◆ EXERCISE GOAL
Set out the lines below as a numbered list, omitting any blank lines.

◆ RECORDS FOR THE TASK
------------------------------------------------------------
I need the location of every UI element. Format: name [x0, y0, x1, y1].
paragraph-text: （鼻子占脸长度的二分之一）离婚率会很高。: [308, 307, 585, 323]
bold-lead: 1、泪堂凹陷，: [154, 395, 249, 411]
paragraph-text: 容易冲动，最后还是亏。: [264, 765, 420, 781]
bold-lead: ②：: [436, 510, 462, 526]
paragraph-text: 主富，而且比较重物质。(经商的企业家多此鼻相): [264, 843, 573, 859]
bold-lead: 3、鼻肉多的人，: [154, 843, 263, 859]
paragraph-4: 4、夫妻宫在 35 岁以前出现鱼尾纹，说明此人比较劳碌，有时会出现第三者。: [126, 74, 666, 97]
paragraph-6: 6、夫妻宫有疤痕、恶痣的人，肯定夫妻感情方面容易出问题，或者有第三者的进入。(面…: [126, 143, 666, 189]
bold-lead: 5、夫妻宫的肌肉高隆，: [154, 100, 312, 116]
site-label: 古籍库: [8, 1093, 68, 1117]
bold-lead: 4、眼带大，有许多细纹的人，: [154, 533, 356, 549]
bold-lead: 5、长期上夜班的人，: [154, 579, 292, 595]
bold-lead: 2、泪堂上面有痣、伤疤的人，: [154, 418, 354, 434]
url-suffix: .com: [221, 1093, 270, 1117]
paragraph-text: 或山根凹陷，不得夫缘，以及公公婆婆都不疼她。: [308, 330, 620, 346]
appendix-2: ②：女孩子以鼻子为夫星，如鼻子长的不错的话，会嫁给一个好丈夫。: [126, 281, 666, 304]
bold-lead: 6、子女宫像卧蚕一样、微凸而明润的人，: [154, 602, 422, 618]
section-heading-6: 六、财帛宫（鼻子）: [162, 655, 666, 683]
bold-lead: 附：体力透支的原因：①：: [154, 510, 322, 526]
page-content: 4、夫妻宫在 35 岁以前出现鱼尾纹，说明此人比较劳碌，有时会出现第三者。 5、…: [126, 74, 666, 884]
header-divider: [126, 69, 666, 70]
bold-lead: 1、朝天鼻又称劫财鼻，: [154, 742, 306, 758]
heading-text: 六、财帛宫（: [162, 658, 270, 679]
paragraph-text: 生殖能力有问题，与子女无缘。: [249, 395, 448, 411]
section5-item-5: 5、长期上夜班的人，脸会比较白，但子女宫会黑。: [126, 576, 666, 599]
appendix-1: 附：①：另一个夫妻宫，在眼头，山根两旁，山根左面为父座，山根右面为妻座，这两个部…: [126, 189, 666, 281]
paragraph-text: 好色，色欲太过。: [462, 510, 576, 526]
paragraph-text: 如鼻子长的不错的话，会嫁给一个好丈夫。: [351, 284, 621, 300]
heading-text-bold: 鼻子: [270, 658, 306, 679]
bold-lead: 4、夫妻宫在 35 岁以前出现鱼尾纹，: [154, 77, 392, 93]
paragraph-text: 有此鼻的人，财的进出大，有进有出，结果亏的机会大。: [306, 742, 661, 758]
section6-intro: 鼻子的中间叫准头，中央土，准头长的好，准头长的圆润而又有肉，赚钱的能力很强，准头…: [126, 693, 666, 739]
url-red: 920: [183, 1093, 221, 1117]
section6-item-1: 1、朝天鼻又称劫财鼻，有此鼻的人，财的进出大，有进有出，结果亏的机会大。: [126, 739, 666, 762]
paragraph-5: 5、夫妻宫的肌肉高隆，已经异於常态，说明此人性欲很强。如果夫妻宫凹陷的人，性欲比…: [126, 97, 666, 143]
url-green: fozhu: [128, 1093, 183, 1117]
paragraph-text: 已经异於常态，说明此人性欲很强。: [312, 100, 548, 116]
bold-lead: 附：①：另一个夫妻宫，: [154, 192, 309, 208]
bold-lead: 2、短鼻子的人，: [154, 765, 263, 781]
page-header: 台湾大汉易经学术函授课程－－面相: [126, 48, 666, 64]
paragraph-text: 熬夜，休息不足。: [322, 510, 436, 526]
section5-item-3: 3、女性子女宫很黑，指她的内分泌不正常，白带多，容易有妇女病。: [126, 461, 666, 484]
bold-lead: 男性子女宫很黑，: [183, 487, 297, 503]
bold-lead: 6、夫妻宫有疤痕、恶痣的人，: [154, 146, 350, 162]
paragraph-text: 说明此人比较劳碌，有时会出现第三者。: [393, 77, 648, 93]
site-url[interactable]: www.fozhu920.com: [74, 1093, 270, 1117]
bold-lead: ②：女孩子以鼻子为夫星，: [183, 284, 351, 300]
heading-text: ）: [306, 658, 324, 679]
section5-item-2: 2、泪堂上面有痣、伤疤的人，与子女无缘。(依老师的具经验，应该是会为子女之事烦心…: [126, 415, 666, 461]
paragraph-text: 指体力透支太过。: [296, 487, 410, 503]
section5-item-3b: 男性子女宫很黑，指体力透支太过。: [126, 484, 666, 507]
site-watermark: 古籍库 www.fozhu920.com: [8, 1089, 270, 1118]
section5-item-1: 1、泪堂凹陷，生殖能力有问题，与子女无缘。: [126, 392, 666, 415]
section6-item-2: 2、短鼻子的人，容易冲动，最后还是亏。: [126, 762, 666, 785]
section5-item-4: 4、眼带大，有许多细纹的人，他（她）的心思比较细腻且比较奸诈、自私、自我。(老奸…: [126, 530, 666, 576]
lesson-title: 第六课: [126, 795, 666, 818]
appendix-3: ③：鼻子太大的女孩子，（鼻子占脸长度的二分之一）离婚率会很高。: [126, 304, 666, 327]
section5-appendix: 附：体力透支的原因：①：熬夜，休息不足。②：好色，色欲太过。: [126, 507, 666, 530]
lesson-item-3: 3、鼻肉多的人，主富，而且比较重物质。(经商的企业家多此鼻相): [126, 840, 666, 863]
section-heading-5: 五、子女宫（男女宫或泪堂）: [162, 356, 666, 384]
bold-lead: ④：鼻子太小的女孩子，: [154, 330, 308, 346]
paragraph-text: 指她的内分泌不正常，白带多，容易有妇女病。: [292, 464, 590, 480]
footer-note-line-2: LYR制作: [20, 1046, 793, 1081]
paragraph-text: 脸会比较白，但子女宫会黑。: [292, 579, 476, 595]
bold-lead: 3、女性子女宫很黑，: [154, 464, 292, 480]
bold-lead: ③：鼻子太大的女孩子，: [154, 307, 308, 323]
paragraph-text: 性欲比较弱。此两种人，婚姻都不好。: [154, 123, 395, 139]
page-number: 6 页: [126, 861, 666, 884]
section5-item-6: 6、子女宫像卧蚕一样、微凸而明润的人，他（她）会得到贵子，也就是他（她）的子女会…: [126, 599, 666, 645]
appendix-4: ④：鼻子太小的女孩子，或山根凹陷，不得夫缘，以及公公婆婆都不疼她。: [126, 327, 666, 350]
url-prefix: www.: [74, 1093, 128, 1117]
------------------------------------------------------------
◆ OUTPUT FOR THIS EXERCISE
1. I need the location of every UI element. Format: name [x0, y0, x1, y1].
2. paragraph-text: （鼻子占脸长度的二分之一）离婚率会很高。: [308, 307, 585, 323]
3. bold-lead: 1、泪堂凹陷，: [154, 395, 249, 411]
4. paragraph-text: 容易冲动，最后还是亏。: [264, 765, 420, 781]
5. bold-lead: ②：: [436, 510, 462, 526]
6. paragraph-text: 主富，而且比较重物质。(经商的企业家多此鼻相): [264, 843, 573, 859]
7. bold-lead: 3、鼻肉多的人，: [154, 843, 263, 859]
8. paragraph-4: 4、夫妻宫在 35 岁以前出现鱼尾纹，说明此人比较劳碌，有时会出现第三者。: [126, 74, 666, 97]
9. paragraph-6: 6、夫妻宫有疤痕、恶痣的人，肯定夫妻感情方面容易出问题，或者有第三者的进入。(面…: [126, 143, 666, 189]
10. bold-lead: 5、夫妻宫的肌肉高隆，: [154, 100, 312, 116]
11. site-label: 古籍库: [8, 1093, 68, 1117]
12. bold-lead: 4、眼带大，有许多细纹的人，: [154, 533, 356, 549]
13. bold-lead: 5、长期上夜班的人，: [154, 579, 292, 595]
14. bold-lead: 2、泪堂上面有痣、伤疤的人，: [154, 418, 354, 434]
15. url-suffix: .com: [221, 1093, 270, 1117]
16. paragraph-text: 或山根凹陷，不得夫缘，以及公公婆婆都不疼她。: [308, 330, 620, 346]
17. appendix-2: ②：女孩子以鼻子为夫星，如鼻子长的不错的话，会嫁给一个好丈夫。: [126, 281, 666, 304]
18. bold-lead: 6、子女宫像卧蚕一样、微凸而明润的人，: [154, 602, 422, 618]
19. section-heading-6: 六、财帛宫（鼻子）: [162, 655, 666, 683]
20. bold-lead: 附：体力透支的原因：①：: [154, 510, 322, 526]
21. page-content: 4、夫妻宫在 35 岁以前出现鱼尾纹，说明此人比较劳碌，有时会出现第三者。 5、…: [126, 74, 666, 884]
22. header-divider: [126, 69, 666, 70]
23. bold-lead: 1、朝天鼻又称劫财鼻，: [154, 742, 306, 758]
24. heading-text: 六、财帛宫（: [162, 658, 270, 679]
25. paragraph-text: 生殖能力有问题，与子女无缘。: [249, 395, 448, 411]
26. section5-item-5: 5、长期上夜班的人，脸会比较白，但子女宫会黑。: [126, 576, 666, 599]
27. appendix-1: 附：①：另一个夫妻宫，在眼头，山根两旁，山根左面为父座，山根右面为妻座，这两个部…: [126, 189, 666, 281]
28. paragraph-text: 好色，色欲太过。: [462, 510, 576, 526]
29. paragraph-text: 如鼻子长的不错的话，会嫁给一个好丈夫。: [351, 284, 621, 300]
30. heading-text-bold: 鼻子: [270, 658, 306, 679]
31. bold-lead: 4、夫妻宫在 35 岁以前出现鱼尾纹，: [154, 77, 392, 93]
32. paragraph-text: 有此鼻的人，财的进出大，有进有出，结果亏的机会大。: [306, 742, 661, 758]
33. section6-intro: 鼻子的中间叫准头，中央土，准头长的好，准头长的圆润而又有肉，赚钱的能力很强，准头…: [126, 693, 666, 739]
34. url-red: 920: [183, 1093, 221, 1117]
35. section6-item-1: 1、朝天鼻又称劫财鼻，有此鼻的人，财的进出大，有进有出，结果亏的机会大。: [126, 739, 666, 762]
36. paragraph-5: 5、夫妻宫的肌肉高隆，已经异於常态，说明此人性欲很强。如果夫妻宫凹陷的人，性欲比…: [126, 97, 666, 143]
37. url-green: fozhu: [128, 1093, 183, 1117]
38. paragraph-text: 已经异於常态，说明此人性欲很强。: [312, 100, 548, 116]
39. bold-lead: 附：①：另一个夫妻宫，: [154, 192, 309, 208]
40. bold-lead: 2、短鼻子的人，: [154, 765, 263, 781]
41. page-header: 台湾大汉易经学术函授课程－－面相: [126, 48, 666, 64]
42. paragraph-text: 熬夜，休息不足。: [322, 510, 436, 526]
43. section5-item-3: 3、女性子女宫很黑，指她的内分泌不正常，白带多，容易有妇女病。: [126, 461, 666, 484]
44. bold-lead: 男性子女宫很黑，: [183, 487, 297, 503]
45. bold-lead: 6、夫妻宫有疤痕、恶痣的人，: [154, 146, 350, 162]
46. paragraph-text: 说明此人比较劳碌，有时会出现第三者。: [393, 77, 648, 93]
47. site-url[interactable]: www.fozhu920.com: [74, 1093, 270, 1117]
48. bold-lead: ②：女孩子以鼻子为夫星，: [183, 284, 351, 300]
49. heading-text: ）: [306, 658, 324, 679]
50. section5-item-2: 2、泪堂上面有痣、伤疤的人，与子女无缘。(依老师的具经验，应该是会为子女之事烦心…: [126, 415, 666, 461]
51. paragraph-text: 指体力透支太过。: [296, 487, 410, 503]
52. section5-item-3b: 男性子女宫很黑，指体力透支太过。: [126, 484, 666, 507]
53. site-watermark: 古籍库 www.fozhu920.com: [8, 1089, 270, 1118]
54. section5-item-1: 1、泪堂凹陷，生殖能力有问题，与子女无缘。: [126, 392, 666, 415]
55. section6-item-2: 2、短鼻子的人，容易冲动，最后还是亏。: [126, 762, 666, 785]
56. section5-item-4: 4、眼带大，有许多细纹的人，他（她）的心思比较细腻且比较奸诈、自私、自我。(老奸…: [126, 530, 666, 576]
57. lesson-title: 第六课: [126, 795, 666, 818]
58. appendix-3: ③：鼻子太大的女孩子，（鼻子占脸长度的二分之一）离婚率会很高。: [126, 304, 666, 327]
59. section5-appendix: 附：体力透支的原因：①：熬夜，休息不足。②：好色，色欲太过。: [126, 507, 666, 530]
60. lesson-item-3: 3、鼻肉多的人，主富，而且比较重物质。(经商的企业家多此鼻相): [126, 840, 666, 863]
61. section-heading-5: 五、子女宫（男女宫或泪堂）: [162, 356, 666, 384]
62. bold-lead: ④：鼻子太小的女孩子，: [154, 330, 308, 346]
63. paragraph-text: 指她的内分泌不正常，白带多，容易有妇女病。: [292, 464, 590, 480]
64. footer-note-line-2: LYR制作: [20, 1046, 793, 1081]
65. paragraph-text: 脸会比较白，但子女宫会黑。: [292, 579, 476, 595]
66. bold-lead: 3、女性子女宫很黑，: [154, 464, 292, 480]
67. bold-lead: ③：鼻子太大的女孩子，: [154, 307, 308, 323]
68. paragraph-text: 性欲比较弱。此两种人，婚姻都不好。: [154, 123, 395, 139]
69. page-number: 6 页: [126, 861, 666, 884]
70. section5-item-6: 6、子女宫像卧蚕一样、微凸而明润的人，他（她）会得到贵子，也就是他（她）的子女会…: [126, 599, 666, 645]
71. appendix-4: ④：鼻子太小的女孩子，或山根凹陷，不得夫缘，以及公公婆婆都不疼她。: [126, 327, 666, 350]
72. url-prefix: www.: [74, 1093, 128, 1117]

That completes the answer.